| Listing |
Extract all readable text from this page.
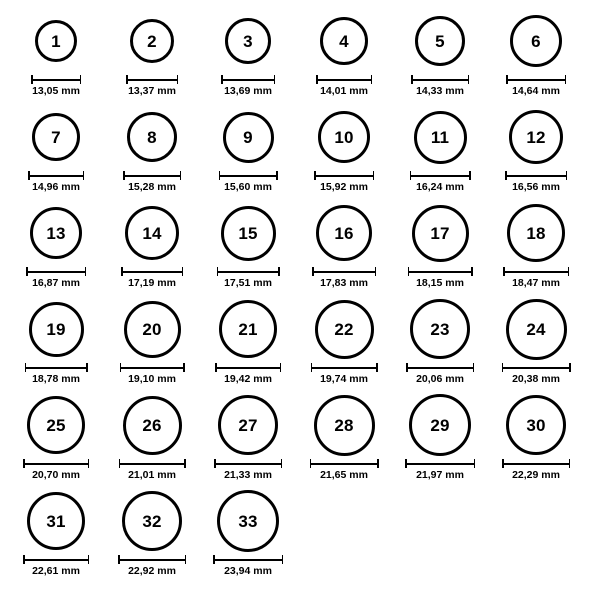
1
13,05 mm
2
13,37 mm
3
13,69 mm
4
14,01 mm
5
14,33 mm
6
14,64 mm
7
14,96 mm
8
15,28 mm
9
15,60 mm
10
15,92 mm
11
16,24 mm
12
16,56 mm
13
16,87 mm
14
17,19 mm
15
17,51 mm
16
17,83 mm
17
18,15 mm
18
18,47 mm
19
18,78 mm
20
19,10 mm
21
19,42 mm
22
19,74 mm
23
20,06 mm
24
20,38 mm
25
20,70 mm
26
21,01 mm
27
21,33 mm
28
21,65 mm
29
21,97 mm
30
22,29 mm
31
22,61 mm
32
22,92 mm
33
23,94 mm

| Given instruction |
Print each line of the material above exactly, with the pictures removed from your copy.

| Answer to this task |
Extract all readable text from this page.
1
13,05 mm
2
13,37 mm
3
13,69 mm
4
14,01 mm
5
14,33 mm
6
14,64 mm
7
14,96 mm
8
15,28 mm
9
15,60 mm
10
15,92 mm
11
16,24 mm
12
16,56 mm
13
16,87 mm
14
17,19 mm
15
17,51 mm
16
17,83 mm
17
18,15 mm
18
18,47 mm
19
18,78 mm
20
19,10 mm
21
19,42 mm
22
19,74 mm
23
20,06 mm
24
20,38 mm
25
20,70 mm
26
21,01 mm
27
21,33 mm
28
21,65 mm
29
21,97 mm
30
22,29 mm
31
22,61 mm
32
22,92 mm
33
23,94 mm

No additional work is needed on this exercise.